[BEGIN DATA TO PROCESS]

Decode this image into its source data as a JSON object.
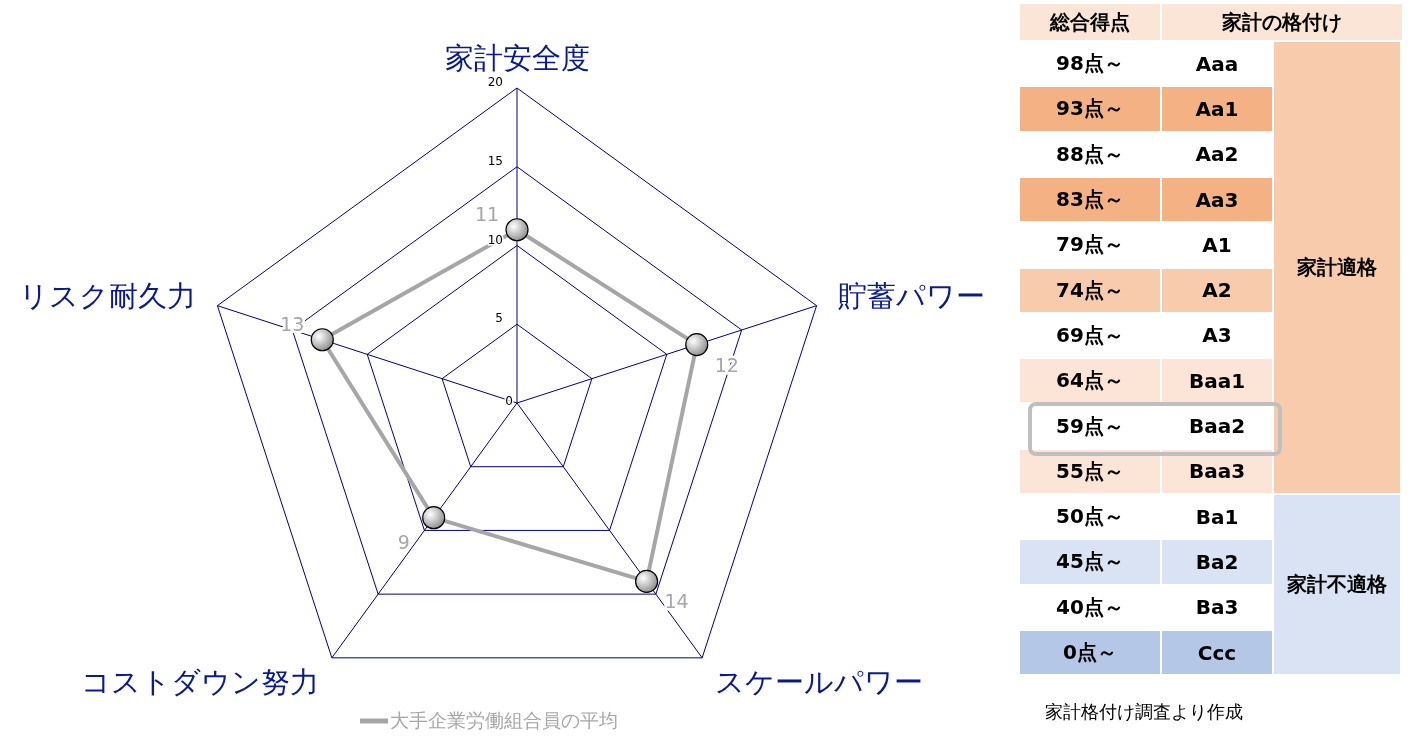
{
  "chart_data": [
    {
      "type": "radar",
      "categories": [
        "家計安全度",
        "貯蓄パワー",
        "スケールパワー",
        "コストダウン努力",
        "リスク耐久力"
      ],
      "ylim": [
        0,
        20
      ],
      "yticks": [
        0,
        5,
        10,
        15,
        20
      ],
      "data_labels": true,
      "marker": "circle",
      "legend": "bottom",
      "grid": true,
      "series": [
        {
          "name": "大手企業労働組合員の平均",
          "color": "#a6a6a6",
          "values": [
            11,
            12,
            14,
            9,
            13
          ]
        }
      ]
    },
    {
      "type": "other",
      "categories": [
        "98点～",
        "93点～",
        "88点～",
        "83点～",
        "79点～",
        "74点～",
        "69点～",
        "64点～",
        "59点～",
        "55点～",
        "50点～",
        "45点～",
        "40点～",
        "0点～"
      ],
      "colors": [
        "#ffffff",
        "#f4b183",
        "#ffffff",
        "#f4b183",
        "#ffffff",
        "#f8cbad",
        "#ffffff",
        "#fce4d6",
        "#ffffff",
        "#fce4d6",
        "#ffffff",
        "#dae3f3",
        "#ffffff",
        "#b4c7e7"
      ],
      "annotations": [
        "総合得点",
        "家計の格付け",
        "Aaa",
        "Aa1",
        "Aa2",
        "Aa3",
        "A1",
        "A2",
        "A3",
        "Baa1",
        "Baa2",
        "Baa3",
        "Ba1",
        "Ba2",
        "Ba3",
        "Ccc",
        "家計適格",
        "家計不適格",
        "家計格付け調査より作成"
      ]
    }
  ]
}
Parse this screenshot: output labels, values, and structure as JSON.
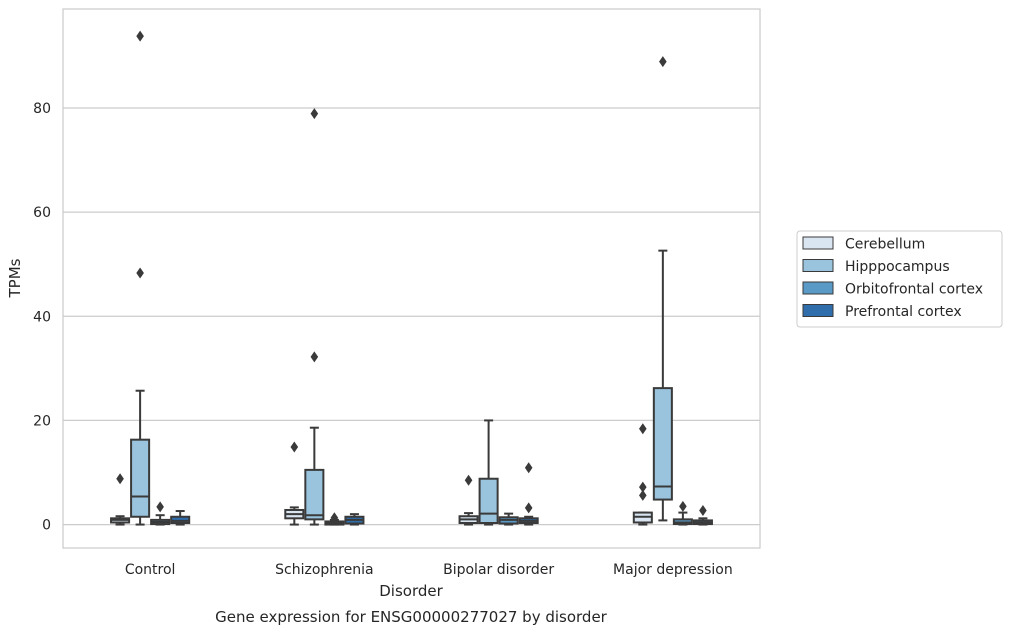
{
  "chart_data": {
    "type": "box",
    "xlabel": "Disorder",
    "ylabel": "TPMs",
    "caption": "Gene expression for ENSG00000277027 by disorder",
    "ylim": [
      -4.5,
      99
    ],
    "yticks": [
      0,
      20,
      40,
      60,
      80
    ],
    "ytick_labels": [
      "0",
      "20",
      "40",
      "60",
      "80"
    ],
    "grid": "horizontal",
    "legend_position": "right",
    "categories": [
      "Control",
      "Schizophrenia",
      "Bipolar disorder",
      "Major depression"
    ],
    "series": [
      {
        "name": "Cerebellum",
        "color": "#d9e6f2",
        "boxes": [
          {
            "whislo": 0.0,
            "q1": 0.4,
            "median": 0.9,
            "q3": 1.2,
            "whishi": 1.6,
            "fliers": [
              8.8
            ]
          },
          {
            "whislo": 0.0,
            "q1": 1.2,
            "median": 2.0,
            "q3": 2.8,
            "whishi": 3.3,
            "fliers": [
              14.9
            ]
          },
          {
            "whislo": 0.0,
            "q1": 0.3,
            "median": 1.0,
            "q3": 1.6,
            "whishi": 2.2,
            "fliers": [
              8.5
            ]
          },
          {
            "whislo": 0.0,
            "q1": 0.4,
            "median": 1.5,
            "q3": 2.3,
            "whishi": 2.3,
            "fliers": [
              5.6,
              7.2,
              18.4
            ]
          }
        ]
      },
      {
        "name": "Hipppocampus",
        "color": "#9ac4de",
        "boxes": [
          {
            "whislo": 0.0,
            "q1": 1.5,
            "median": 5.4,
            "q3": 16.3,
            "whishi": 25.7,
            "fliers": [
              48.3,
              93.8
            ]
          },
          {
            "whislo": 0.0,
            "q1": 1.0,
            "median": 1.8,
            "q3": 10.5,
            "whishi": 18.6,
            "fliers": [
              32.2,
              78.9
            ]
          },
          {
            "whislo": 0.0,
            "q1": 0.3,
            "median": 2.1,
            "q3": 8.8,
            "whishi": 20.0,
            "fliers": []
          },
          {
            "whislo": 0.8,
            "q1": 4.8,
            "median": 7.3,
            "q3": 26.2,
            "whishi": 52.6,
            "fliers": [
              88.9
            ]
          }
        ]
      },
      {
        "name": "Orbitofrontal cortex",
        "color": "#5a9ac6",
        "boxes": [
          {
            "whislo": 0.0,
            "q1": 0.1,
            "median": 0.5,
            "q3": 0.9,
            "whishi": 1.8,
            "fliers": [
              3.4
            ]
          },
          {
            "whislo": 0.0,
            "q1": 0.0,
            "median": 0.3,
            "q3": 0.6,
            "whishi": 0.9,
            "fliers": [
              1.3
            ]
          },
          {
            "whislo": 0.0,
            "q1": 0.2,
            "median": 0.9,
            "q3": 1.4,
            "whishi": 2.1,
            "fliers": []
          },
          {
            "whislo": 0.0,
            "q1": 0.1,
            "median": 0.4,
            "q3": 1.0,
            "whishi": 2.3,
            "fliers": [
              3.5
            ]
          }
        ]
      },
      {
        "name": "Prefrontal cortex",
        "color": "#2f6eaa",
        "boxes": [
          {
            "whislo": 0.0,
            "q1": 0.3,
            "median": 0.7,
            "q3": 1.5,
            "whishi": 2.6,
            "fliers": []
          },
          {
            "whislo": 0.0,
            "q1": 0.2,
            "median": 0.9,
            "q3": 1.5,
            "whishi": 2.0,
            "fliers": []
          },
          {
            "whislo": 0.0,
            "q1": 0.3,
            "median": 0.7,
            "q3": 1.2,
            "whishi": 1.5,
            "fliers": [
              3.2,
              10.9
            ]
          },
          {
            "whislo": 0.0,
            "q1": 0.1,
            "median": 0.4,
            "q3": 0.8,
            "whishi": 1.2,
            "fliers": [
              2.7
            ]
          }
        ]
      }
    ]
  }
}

[END DATA TO PROCESS]

◆ TASK
From the data above, copy each line that holds "values".

◆ FULL ANSWER
          "values": [
Parse this screenshot: output labels, values, and structure as JSON.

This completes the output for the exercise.